=== Exercise task ===
Copy out all of the material, matching it word for word.

=== Records from a collection ===
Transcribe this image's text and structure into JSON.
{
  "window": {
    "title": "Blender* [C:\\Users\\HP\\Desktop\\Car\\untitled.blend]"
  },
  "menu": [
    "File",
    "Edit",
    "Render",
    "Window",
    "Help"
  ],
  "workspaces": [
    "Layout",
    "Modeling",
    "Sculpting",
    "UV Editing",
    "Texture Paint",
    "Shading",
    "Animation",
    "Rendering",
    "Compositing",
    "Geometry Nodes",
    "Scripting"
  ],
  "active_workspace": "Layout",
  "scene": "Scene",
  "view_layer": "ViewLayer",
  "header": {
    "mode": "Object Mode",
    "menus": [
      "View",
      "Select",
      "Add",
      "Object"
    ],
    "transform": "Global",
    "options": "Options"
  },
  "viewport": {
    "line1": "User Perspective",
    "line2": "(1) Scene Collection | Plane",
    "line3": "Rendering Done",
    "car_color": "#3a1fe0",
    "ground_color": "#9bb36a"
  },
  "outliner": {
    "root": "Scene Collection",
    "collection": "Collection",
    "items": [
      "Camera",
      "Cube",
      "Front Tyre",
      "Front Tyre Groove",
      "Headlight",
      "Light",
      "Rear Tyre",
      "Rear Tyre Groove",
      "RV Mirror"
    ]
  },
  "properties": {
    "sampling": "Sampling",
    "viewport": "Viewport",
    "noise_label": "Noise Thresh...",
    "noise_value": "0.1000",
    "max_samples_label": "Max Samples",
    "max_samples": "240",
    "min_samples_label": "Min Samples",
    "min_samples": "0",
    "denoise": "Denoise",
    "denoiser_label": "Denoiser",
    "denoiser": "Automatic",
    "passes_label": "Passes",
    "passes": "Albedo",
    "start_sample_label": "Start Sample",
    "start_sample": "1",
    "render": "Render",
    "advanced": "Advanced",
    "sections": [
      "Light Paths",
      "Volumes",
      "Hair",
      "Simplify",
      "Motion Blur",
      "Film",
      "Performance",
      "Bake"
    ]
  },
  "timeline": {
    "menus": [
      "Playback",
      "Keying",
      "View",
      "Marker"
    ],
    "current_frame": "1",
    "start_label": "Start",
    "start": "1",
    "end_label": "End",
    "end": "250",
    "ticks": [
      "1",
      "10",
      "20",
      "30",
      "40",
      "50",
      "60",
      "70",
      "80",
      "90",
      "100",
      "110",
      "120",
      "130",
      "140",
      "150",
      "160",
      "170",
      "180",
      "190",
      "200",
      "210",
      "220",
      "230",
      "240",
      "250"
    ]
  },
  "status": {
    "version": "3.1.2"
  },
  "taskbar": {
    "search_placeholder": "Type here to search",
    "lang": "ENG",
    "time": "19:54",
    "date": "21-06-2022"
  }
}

=== Completed exercise ===
Transcribe this image's text and structure into JSON.
{
  "window": {
    "title": "Blender* [C:\\Users\\HP\\Desktop\\Car\\untitled.blend]"
  },
  "menu": [
    "File",
    "Edit",
    "Render",
    "Window",
    "Help"
  ],
  "workspaces": [
    "Layout",
    "Modeling",
    "Sculpting",
    "UV Editing",
    "Texture Paint",
    "Shading",
    "Animation",
    "Rendering",
    "Compositing",
    "Geometry Nodes",
    "Scripting"
  ],
  "active_workspace": "Layout",
  "scene": "Scene",
  "view_layer": "ViewLayer",
  "header": {
    "mode": "Object Mode",
    "menus": [
      "View",
      "Select",
      "Add",
      "Object"
    ],
    "transform": "Global",
    "options": "Options"
  },
  "viewport": {
    "line1": "User Perspective",
    "line2": "(1) Scene Collection | Plane",
    "line3": "Rendering Done",
    "car_color": "#3a1fe0",
    "ground_color": "#9bb36a"
  },
  "outliner": {
    "root": "Scene Collection",
    "collection": "Collection",
    "items": [
      "Camera",
      "Cube",
      "Front Tyre",
      "Front Tyre Groove",
      "Headlight",
      "Light",
      "Rear Tyre",
      "Rear Tyre Groove",
      "RV Mirror"
    ]
  },
  "properties": {
    "sampling": "Sampling",
    "viewport": "Viewport",
    "noise_label": "Noise Thresh...",
    "noise_value": "0.1000",
    "max_samples_label": "Max Samples",
    "max_samples": "240",
    "min_samples_label": "Min Samples",
    "min_samples": "0",
    "denoise": "Denoise",
    "denoiser_label": "Denoiser",
    "denoiser": "Automatic",
    "passes_label": "Passes",
    "passes": "Albedo",
    "start_sample_label": "Start Sample",
    "start_sample": "1",
    "render": "Render",
    "advanced": "Advanced",
    "sections": [
      "Light Paths",
      "Volumes",
      "Hair",
      "Simplify",
      "Motion Blur",
      "Film",
      "Performance",
      "Bake"
    ]
  },
  "timeline": {
    "menus": [
      "Playback",
      "Keying",
      "View",
      "Marker"
    ],
    "current_frame": "1",
    "start_label": "Start",
    "start": "1",
    "end_label": "End",
    "end": "250",
    "ticks": [
      "1",
      "10",
      "20",
      "30",
      "40",
      "50",
      "60",
      "70",
      "80",
      "90",
      "100",
      "110",
      "120",
      "130",
      "140",
      "150",
      "160",
      "170",
      "180",
      "190",
      "200",
      "210",
      "220",
      "230",
      "240",
      "250"
    ]
  },
  "status": {
    "version": "3.1.2"
  },
  "taskbar": {
    "search_placeholder": "Type here to search",
    "lang": "ENG",
    "time": "19:54",
    "date": "21-06-2022"
  }
}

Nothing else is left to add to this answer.